Reproduce all of the data word for word.

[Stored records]

★ ★ ★ ★

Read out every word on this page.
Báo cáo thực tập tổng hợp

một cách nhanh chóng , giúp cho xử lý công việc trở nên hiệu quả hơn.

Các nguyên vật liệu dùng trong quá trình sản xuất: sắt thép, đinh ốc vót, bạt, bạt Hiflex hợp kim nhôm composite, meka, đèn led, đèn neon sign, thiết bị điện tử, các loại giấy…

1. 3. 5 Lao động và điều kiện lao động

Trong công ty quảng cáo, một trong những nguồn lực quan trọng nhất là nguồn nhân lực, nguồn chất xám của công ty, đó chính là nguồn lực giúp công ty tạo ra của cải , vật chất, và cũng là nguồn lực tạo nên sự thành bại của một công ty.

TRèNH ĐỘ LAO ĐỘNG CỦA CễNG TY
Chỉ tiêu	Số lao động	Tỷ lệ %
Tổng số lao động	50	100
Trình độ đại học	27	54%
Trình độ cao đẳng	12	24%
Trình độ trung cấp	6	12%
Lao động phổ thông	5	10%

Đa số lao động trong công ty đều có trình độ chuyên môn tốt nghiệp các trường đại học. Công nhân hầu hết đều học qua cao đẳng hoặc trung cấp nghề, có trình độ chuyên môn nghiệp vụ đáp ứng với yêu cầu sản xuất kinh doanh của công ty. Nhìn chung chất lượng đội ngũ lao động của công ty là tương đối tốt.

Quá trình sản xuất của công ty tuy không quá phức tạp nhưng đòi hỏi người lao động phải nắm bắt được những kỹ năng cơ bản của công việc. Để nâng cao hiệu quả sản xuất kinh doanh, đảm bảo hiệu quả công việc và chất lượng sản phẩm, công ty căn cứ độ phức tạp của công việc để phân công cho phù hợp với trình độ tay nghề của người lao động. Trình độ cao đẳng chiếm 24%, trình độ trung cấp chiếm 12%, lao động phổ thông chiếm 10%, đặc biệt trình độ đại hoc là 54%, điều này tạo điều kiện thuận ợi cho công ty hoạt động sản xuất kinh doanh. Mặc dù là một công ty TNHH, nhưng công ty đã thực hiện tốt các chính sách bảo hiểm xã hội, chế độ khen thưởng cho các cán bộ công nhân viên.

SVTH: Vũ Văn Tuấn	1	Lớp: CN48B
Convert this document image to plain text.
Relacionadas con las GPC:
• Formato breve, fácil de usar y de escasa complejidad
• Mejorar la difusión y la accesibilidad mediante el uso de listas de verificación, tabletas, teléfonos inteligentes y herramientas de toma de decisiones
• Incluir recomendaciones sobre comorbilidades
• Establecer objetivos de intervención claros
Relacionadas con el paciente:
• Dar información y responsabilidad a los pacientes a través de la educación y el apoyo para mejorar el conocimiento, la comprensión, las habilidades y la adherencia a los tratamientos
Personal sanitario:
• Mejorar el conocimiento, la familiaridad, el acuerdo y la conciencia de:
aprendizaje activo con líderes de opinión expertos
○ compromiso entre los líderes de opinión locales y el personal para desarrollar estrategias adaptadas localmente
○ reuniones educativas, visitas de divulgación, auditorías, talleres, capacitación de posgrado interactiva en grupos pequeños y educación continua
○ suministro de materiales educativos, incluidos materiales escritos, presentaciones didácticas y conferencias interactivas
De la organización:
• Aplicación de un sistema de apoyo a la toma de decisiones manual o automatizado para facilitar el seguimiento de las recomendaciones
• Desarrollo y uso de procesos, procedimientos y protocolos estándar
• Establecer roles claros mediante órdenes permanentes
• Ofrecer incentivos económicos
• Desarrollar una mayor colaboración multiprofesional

★ ★ ★ ★

IN RESPONSE:
Read out every word on this page.
Báo cáo thực tập tổng hợp

một cách nhanh chóng , giúp cho xử lý công việc trở nên hiệu quả hơn.

Các nguyên vật liệu dùng trong quá trình sản xuất: sắt thép, đinh ốc vót, bạt, bạt Hiflex hợp kim nhôm composite, meka, đèn led, đèn neon sign, thiết bị điện tử, các loại giấy…

1. 3. 5 Lao động và điều kiện lao động

Trong công ty quảng cáo, một trong những nguồn lực quan trọng nhất là nguồn nhân lực, nguồn chất xám của công ty, đó chính là nguồn lực giúp công ty tạo ra của cải , vật chất, và cũng là nguồn lực tạo nên sự thành bại của một công ty.

TRèNH ĐỘ LAO ĐỘNG CỦA CễNG TY
Chỉ tiêu	Số lao động	Tỷ lệ %
Tổng số lao động	50	100
Trình độ đại học	27	54%
Trình độ cao đẳng	12	24%
Trình độ trung cấp	6	12%
Lao động phổ thông	5	10%

Đa số lao động trong công ty đều có trình độ chuyên môn tốt nghiệp các trường đại học. Công nhân hầu hết đều học qua cao đẳng hoặc trung cấp nghề, có trình độ chuyên môn nghiệp vụ đáp ứng với yêu cầu sản xuất kinh doanh của công ty. Nhìn chung chất lượng đội ngũ lao động của công ty là tương đối tốt.

Quá trình sản xuất của công ty tuy không quá phức tạp nhưng đòi hỏi người lao động phải nắm bắt được những kỹ năng cơ bản của công việc. Để nâng cao hiệu quả sản xuất kinh doanh, đảm bảo hiệu quả công việc và chất lượng sản phẩm, công ty căn cứ độ phức tạp của công việc để phân công cho phù hợp với trình độ tay nghề của người lao động. Trình độ cao đẳng chiếm 24%, trình độ trung cấp chiếm 12%, lao động phổ thông chiếm 10%, đặc biệt trình độ đại hoc là 54%, điều này tạo điều kiện thuận ợi cho công ty hoạt động sản xuất kinh doanh. Mặc dù là một công ty TNHH, nhưng công ty đã thực hiện tốt các chính sách bảo hiểm xã hội, chế độ khen thưởng cho các cán bộ công nhân viên.

SVTH: Vũ Văn Tuấn	1	Lớp: CN48B
Convert this document image to plain text.
Relacionadas con las GPC:
• Formato breve, fácil de usar y de escasa complejidad
• Mejorar la difusión y la accesibilidad mediante el uso de listas de verificación, tabletas, teléfonos inteligentes y herramientas de toma de decisiones
• Incluir recomendaciones sobre comorbilidades
• Establecer objetivos de intervención claros
Relacionadas con el paciente:
• Dar información y responsabilidad a los pacientes a través de la educación y el apoyo para mejorar el conocimiento, la comprensión, las habilidades y la adherencia a los tratamientos
Personal sanitario:
• Mejorar el conocimiento, la familiaridad, el acuerdo y la conciencia de:
aprendizaje activo con líderes de opinión expertos
○ compromiso entre los líderes de opinión locales y el personal para desarrollar estrategias adaptadas localmente
○ reuniones educativas, visitas de divulgación, auditorías, talleres, capacitación de posgrado interactiva en grupos pequeños y educación continua
○ suministro de materiales educativos, incluidos materiales escritos, presentaciones didácticas y conferencias interactivas
De la organización:
• Aplicación de un sistema de apoyo a la toma de decisiones manual o automatizado para facilitar el seguimiento de las recomendaciones
• Desarrollo y uso de procesos, procedimientos y protocolos estándar
• Establecer roles claros mediante órdenes permanentes
• Ofrecer incentivos económicos
• Desarrollar una mayor colaboración multiprofesional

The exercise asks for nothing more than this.